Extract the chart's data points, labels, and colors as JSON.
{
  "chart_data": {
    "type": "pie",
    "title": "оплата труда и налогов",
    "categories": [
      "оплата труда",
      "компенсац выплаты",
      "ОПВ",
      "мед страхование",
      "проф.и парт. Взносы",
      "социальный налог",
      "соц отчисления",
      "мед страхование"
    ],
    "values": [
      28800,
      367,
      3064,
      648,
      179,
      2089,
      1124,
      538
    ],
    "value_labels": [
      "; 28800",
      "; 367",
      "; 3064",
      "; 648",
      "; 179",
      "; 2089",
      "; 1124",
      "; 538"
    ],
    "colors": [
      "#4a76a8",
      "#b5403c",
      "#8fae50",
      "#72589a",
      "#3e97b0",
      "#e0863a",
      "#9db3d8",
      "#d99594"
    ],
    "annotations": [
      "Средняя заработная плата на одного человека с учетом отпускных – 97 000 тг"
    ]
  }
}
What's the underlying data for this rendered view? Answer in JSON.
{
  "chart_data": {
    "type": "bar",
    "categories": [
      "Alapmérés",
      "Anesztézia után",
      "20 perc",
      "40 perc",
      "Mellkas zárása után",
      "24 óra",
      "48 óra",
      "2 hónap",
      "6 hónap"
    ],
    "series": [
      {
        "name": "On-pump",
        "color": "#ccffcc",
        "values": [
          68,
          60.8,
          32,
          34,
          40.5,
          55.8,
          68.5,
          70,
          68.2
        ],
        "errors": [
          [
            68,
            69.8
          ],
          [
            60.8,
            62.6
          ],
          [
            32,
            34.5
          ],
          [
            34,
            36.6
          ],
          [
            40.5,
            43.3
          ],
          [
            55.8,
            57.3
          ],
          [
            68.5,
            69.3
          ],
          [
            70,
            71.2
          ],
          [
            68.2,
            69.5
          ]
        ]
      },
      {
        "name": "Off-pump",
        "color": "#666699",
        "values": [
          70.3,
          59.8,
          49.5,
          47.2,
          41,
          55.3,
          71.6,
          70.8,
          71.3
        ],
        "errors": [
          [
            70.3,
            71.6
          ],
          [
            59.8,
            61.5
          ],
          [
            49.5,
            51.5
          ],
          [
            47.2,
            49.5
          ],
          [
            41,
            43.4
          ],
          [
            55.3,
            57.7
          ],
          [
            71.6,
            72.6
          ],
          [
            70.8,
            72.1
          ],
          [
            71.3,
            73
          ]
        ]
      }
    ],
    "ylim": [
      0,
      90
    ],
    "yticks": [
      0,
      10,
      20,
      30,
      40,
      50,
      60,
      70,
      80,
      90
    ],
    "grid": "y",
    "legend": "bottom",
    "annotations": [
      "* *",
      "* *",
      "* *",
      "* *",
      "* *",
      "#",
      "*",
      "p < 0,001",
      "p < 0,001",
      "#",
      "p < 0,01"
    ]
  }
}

* [Short problem] Extract all of the data shown above and repeat it verbatim.

* [Expected output]
Extract the chart's data points, labels, and colors as JSON.
{
  "chart_data": {
    "type": "pie",
    "title": "оплата труда и налогов",
    "categories": [
      "оплата труда",
      "компенсац выплаты",
      "ОПВ",
      "мед страхование",
      "проф.и парт. Взносы",
      "социальный налог",
      "соц отчисления",
      "мед страхование"
    ],
    "values": [
      28800,
      367,
      3064,
      648,
      179,
      2089,
      1124,
      538
    ],
    "value_labels": [
      "; 28800",
      "; 367",
      "; 3064",
      "; 648",
      "; 179",
      "; 2089",
      "; 1124",
      "; 538"
    ],
    "colors": [
      "#4a76a8",
      "#b5403c",
      "#8fae50",
      "#72589a",
      "#3e97b0",
      "#e0863a",
      "#9db3d8",
      "#d99594"
    ],
    "annotations": [
      "Средняя заработная плата на одного человека с учетом отпускных – 97 000 тг"
    ]
  }
}
What's the underlying data for this rendered view? Answer in JSON.
{
  "chart_data": {
    "type": "bar",
    "categories": [
      "Alapmérés",
      "Anesztézia után",
      "20 perc",
      "40 perc",
      "Mellkas zárása után",
      "24 óra",
      "48 óra",
      "2 hónap",
      "6 hónap"
    ],
    "series": [
      {
        "name": "On-pump",
        "color": "#ccffcc",
        "values": [
          68,
          60.8,
          32,
          34,
          40.5,
          55.8,
          68.5,
          70,
          68.2
        ],
        "errors": [
          [
            68,
            69.8
          ],
          [
            60.8,
            62.6
          ],
          [
            32,
            34.5
          ],
          [
            34,
            36.6
          ],
          [
            40.5,
            43.3
          ],
          [
            55.8,
            57.3
          ],
          [
            68.5,
            69.3
          ],
          [
            70,
            71.2
          ],
          [
            68.2,
            69.5
          ]
        ]
      },
      {
        "name": "Off-pump",
        "color": "#666699",
        "values": [
          70.3,
          59.8,
          49.5,
          47.2,
          41,
          55.3,
          71.6,
          70.8,
          71.3
        ],
        "errors": [
          [
            70.3,
            71.6
          ],
          [
            59.8,
            61.5
          ],
          [
            49.5,
            51.5
          ],
          [
            47.2,
            49.5
          ],
          [
            41,
            43.4
          ],
          [
            55.3,
            57.7
          ],
          [
            71.6,
            72.6
          ],
          [
            70.8,
            72.1
          ],
          [
            71.3,
            73
          ]
        ]
      }
    ],
    "ylim": [
      0,
      90
    ],
    "yticks": [
      0,
      10,
      20,
      30,
      40,
      50,
      60,
      70,
      80,
      90
    ],
    "grid": "y",
    "legend": "bottom",
    "annotations": [
      "* *",
      "* *",
      "* *",
      "* *",
      "* *",
      "#",
      "*",
      "p < 0,001",
      "p < 0,001",
      "#",
      "p < 0,01"
    ]
  }
}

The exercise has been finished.